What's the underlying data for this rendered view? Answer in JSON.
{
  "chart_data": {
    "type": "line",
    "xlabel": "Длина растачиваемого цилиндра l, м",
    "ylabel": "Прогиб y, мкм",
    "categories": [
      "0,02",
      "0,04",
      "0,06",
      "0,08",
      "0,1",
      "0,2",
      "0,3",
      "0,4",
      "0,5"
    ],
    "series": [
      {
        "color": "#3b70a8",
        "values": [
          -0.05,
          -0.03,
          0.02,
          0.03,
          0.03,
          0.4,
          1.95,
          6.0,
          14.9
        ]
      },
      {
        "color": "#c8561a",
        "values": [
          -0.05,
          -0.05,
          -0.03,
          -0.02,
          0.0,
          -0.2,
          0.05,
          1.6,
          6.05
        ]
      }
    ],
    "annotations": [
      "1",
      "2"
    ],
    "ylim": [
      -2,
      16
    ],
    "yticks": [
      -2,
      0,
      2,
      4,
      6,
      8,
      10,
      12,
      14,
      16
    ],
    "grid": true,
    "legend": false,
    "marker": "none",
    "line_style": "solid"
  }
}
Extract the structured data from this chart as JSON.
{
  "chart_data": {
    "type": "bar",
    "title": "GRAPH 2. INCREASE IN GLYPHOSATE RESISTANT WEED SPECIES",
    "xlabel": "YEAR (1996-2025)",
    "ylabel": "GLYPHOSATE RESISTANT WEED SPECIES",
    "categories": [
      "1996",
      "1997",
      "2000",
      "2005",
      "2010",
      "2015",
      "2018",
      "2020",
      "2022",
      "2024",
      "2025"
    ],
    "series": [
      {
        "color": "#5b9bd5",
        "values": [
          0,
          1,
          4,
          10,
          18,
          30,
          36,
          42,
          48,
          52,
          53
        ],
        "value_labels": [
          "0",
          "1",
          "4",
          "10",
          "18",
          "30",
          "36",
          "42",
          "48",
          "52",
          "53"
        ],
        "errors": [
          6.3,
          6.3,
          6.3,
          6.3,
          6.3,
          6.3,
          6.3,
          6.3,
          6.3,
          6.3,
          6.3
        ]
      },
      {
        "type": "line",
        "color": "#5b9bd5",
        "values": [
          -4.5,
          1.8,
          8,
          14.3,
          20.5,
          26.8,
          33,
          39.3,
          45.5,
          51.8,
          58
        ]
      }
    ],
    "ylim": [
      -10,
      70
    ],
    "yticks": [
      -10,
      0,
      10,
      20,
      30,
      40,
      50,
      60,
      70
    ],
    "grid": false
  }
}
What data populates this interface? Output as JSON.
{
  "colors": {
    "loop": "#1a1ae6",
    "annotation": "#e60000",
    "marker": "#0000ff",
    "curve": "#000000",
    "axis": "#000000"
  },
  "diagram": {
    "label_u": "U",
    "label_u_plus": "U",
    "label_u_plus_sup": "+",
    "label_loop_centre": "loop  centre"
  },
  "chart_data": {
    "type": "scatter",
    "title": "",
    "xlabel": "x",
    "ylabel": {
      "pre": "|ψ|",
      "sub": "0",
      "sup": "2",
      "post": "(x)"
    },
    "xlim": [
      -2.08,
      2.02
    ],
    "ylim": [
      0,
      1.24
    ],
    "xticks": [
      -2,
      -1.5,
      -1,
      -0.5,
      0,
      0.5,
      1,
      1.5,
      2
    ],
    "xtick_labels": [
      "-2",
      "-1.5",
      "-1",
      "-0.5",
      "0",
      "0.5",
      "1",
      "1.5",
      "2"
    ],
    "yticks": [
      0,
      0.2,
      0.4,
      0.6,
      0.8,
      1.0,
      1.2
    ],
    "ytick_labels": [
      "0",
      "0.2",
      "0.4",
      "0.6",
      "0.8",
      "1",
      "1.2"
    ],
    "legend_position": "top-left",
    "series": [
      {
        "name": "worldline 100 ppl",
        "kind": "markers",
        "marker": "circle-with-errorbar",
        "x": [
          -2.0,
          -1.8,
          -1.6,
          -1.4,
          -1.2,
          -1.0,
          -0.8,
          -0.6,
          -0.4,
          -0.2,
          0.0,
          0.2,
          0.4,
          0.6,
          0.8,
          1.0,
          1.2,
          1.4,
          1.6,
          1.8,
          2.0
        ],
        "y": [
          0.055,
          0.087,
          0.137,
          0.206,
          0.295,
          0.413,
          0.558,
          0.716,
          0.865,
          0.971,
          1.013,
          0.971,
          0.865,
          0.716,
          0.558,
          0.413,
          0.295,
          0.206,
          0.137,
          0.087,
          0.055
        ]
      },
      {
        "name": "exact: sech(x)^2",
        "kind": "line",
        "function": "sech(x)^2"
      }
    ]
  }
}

DIRECTION: Write the data from above out again, exactly.

EXERCISE SOLUTION:
What's the underlying data for this rendered view? Answer in JSON.
{
  "chart_data": {
    "type": "line",
    "xlabel": "Длина растачиваемого цилиндра l, м",
    "ylabel": "Прогиб y, мкм",
    "categories": [
      "0,02",
      "0,04",
      "0,06",
      "0,08",
      "0,1",
      "0,2",
      "0,3",
      "0,4",
      "0,5"
    ],
    "series": [
      {
        "color": "#3b70a8",
        "values": [
          -0.05,
          -0.03,
          0.02,
          0.03,
          0.03,
          0.4,
          1.95,
          6.0,
          14.9
        ]
      },
      {
        "color": "#c8561a",
        "values": [
          -0.05,
          -0.05,
          -0.03,
          -0.02,
          0.0,
          -0.2,
          0.05,
          1.6,
          6.05
        ]
      }
    ],
    "annotations": [
      "1",
      "2"
    ],
    "ylim": [
      -2,
      16
    ],
    "yticks": [
      -2,
      0,
      2,
      4,
      6,
      8,
      10,
      12,
      14,
      16
    ],
    "grid": true,
    "legend": false,
    "marker": "none",
    "line_style": "solid"
  }
}
Extract the structured data from this chart as JSON.
{
  "chart_data": {
    "type": "bar",
    "title": "GRAPH 2. INCREASE IN GLYPHOSATE RESISTANT WEED SPECIES",
    "xlabel": "YEAR (1996-2025)",
    "ylabel": "GLYPHOSATE RESISTANT WEED SPECIES",
    "categories": [
      "1996",
      "1997",
      "2000",
      "2005",
      "2010",
      "2015",
      "2018",
      "2020",
      "2022",
      "2024",
      "2025"
    ],
    "series": [
      {
        "color": "#5b9bd5",
        "values": [
          0,
          1,
          4,
          10,
          18,
          30,
          36,
          42,
          48,
          52,
          53
        ],
        "value_labels": [
          "0",
          "1",
          "4",
          "10",
          "18",
          "30",
          "36",
          "42",
          "48",
          "52",
          "53"
        ],
        "errors": [
          6.3,
          6.3,
          6.3,
          6.3,
          6.3,
          6.3,
          6.3,
          6.3,
          6.3,
          6.3,
          6.3
        ]
      },
      {
        "type": "line",
        "color": "#5b9bd5",
        "values": [
          -4.5,
          1.8,
          8,
          14.3,
          20.5,
          26.8,
          33,
          39.3,
          45.5,
          51.8,
          58
        ]
      }
    ],
    "ylim": [
      -10,
      70
    ],
    "yticks": [
      -10,
      0,
      10,
      20,
      30,
      40,
      50,
      60,
      70
    ],
    "grid": false
  }
}
What data populates this interface? Output as JSON.
{
  "colors": {
    "loop": "#1a1ae6",
    "annotation": "#e60000",
    "marker": "#0000ff",
    "curve": "#000000",
    "axis": "#000000"
  },
  "diagram": {
    "label_u": "U",
    "label_u_plus": "U",
    "label_u_plus_sup": "+",
    "label_loop_centre": "loop  centre"
  },
  "chart_data": {
    "type": "scatter",
    "title": "",
    "xlabel": "x",
    "ylabel": {
      "pre": "|ψ|",
      "sub": "0",
      "sup": "2",
      "post": "(x)"
    },
    "xlim": [
      -2.08,
      2.02
    ],
    "ylim": [
      0,
      1.24
    ],
    "xticks": [
      -2,
      -1.5,
      -1,
      -0.5,
      0,
      0.5,
      1,
      1.5,
      2
    ],
    "xtick_labels": [
      "-2",
      "-1.5",
      "-1",
      "-0.5",
      "0",
      "0.5",
      "1",
      "1.5",
      "2"
    ],
    "yticks": [
      0,
      0.2,
      0.4,
      0.6,
      0.8,
      1.0,
      1.2
    ],
    "ytick_labels": [
      "0",
      "0.2",
      "0.4",
      "0.6",
      "0.8",
      "1",
      "1.2"
    ],
    "legend_position": "top-left",
    "series": [
      {
        "name": "worldline 100 ppl",
        "kind": "markers",
        "marker": "circle-with-errorbar",
        "x": [
          -2.0,
          -1.8,
          -1.6,
          -1.4,
          -1.2,
          -1.0,
          -0.8,
          -0.6,
          -0.4,
          -0.2,
          0.0,
          0.2,
          0.4,
          0.6,
          0.8,
          1.0,
          1.2,
          1.4,
          1.6,
          1.8,
          2.0
        ],
        "y": [
          0.055,
          0.087,
          0.137,
          0.206,
          0.295,
          0.413,
          0.558,
          0.716,
          0.865,
          0.971,
          1.013,
          0.971,
          0.865,
          0.716,
          0.558,
          0.413,
          0.295,
          0.206,
          0.137,
          0.087,
          0.055
        ]
      },
      {
        "name": "exact: sech(x)^2",
        "kind": "line",
        "function": "sech(x)^2"
      }
    ]
  }
}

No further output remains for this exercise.